> [Exercise requirements]
Leave out the pictures and copy every record exactly.

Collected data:
_ _ _ _ _ _ _

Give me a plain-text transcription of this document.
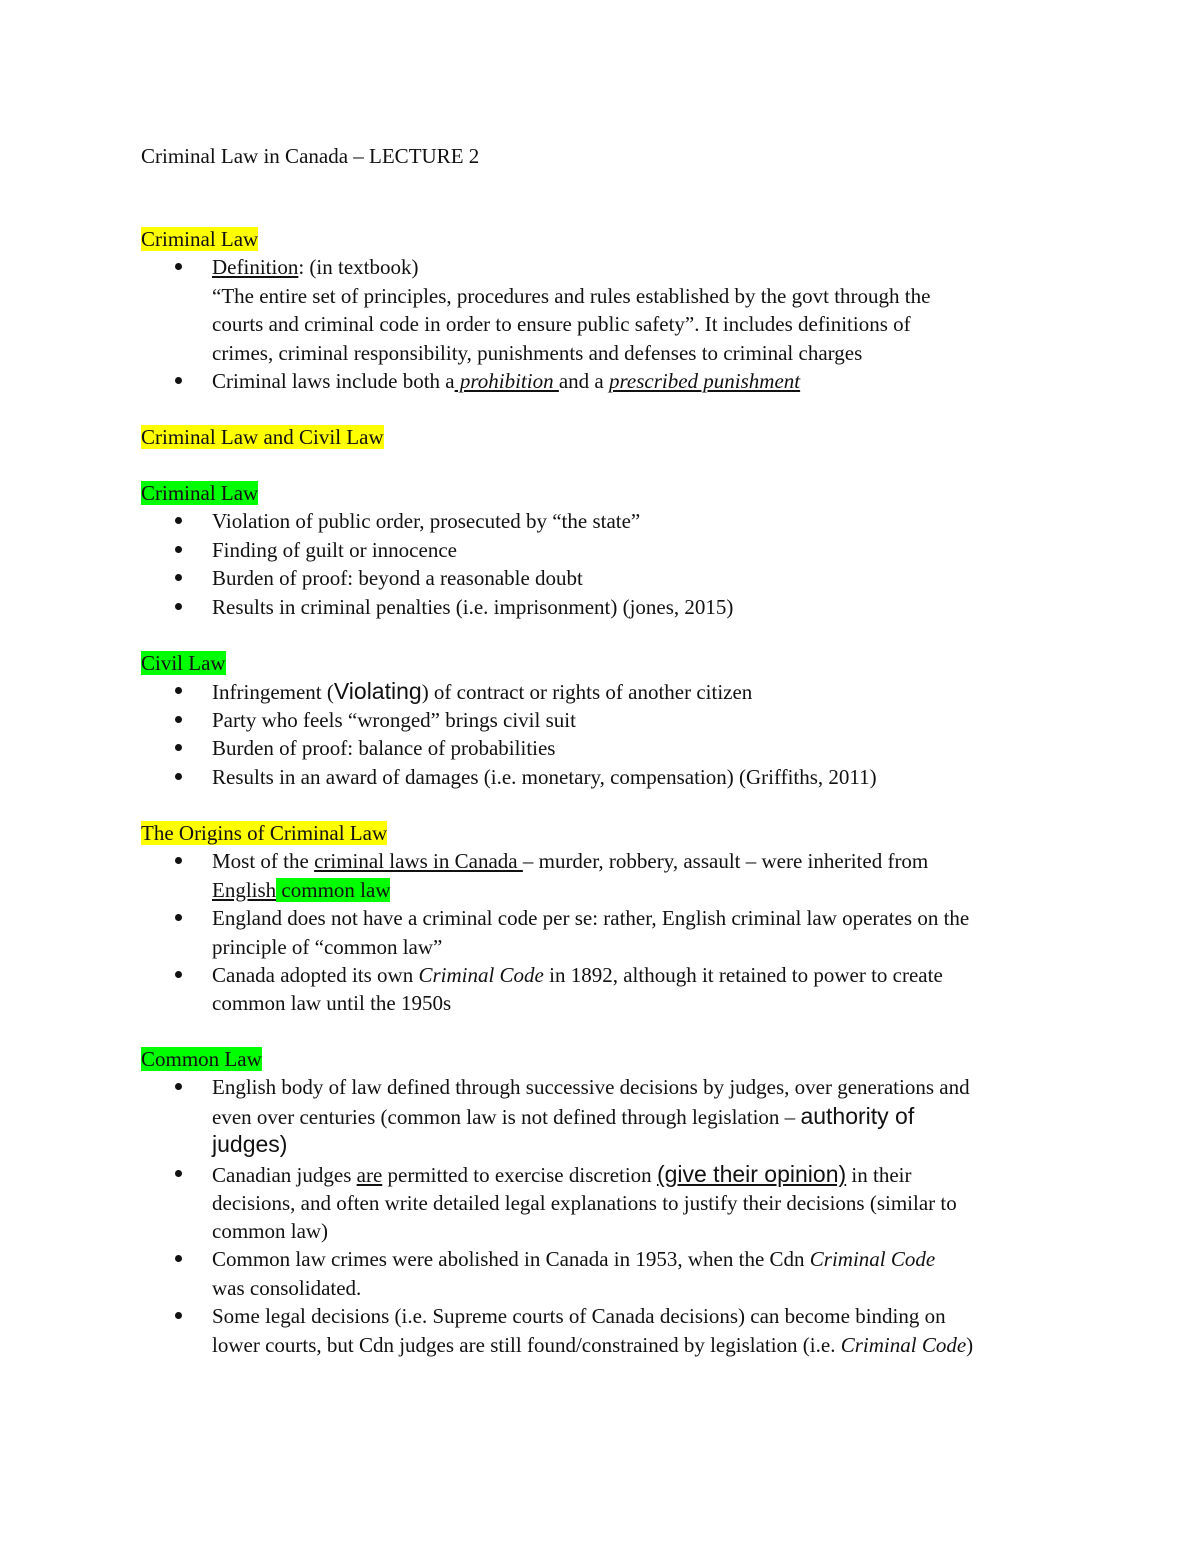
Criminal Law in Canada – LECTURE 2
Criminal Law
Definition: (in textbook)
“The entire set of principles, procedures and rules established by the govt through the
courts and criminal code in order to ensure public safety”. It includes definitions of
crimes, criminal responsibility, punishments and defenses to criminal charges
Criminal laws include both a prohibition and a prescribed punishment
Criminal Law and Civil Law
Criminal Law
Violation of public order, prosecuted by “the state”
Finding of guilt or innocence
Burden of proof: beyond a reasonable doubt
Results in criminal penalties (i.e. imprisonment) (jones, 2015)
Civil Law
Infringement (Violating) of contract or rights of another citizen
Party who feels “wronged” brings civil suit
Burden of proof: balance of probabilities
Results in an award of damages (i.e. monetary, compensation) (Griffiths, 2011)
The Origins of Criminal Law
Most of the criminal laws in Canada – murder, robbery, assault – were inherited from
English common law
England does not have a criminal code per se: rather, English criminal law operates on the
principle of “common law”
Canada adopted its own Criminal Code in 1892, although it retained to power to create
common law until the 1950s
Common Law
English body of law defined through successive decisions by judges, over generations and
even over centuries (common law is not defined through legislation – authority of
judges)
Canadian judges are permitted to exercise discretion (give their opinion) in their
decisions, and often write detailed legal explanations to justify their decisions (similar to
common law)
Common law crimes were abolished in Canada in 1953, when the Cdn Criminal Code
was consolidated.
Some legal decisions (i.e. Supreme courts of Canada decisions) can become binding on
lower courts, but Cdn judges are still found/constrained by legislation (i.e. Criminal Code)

_ _ _ _ _ _ _

> [Worked solution]
Give me a plain-text transcription of this document.
Criminal Law in Canada – LECTURE 2
Criminal Law
Definition: (in textbook)
“The entire set of principles, procedures and rules established by the govt through the
courts and criminal code in order to ensure public safety”. It includes definitions of
crimes, criminal responsibility, punishments and defenses to criminal charges
Criminal laws include both a prohibition and a prescribed punishment
Criminal Law and Civil Law
Criminal Law
Violation of public order, prosecuted by “the state”
Finding of guilt or innocence
Burden of proof: beyond a reasonable doubt
Results in criminal penalties (i.e. imprisonment) (jones, 2015)
Civil Law
Infringement (Violating) of contract or rights of another citizen
Party who feels “wronged” brings civil suit
Burden of proof: balance of probabilities
Results in an award of damages (i.e. monetary, compensation) (Griffiths, 2011)
The Origins of Criminal Law
Most of the criminal laws in Canada – murder, robbery, assault – were inherited from
English common law
England does not have a criminal code per se: rather, English criminal law operates on the
principle of “common law”
Canada adopted its own Criminal Code in 1892, although it retained to power to create
common law until the 1950s
Common Law
English body of law defined through successive decisions by judges, over generations and
even over centuries (common law is not defined through legislation – authority of
judges)
Canadian judges are permitted to exercise discretion (give their opinion) in their
decisions, and often write detailed legal explanations to justify their decisions (similar to
common law)
Common law crimes were abolished in Canada in 1953, when the Cdn Criminal Code
was consolidated.
Some legal decisions (i.e. Supreme courts of Canada decisions) can become binding on
lower courts, but Cdn judges are still found/constrained by legislation (i.e. Criminal Code)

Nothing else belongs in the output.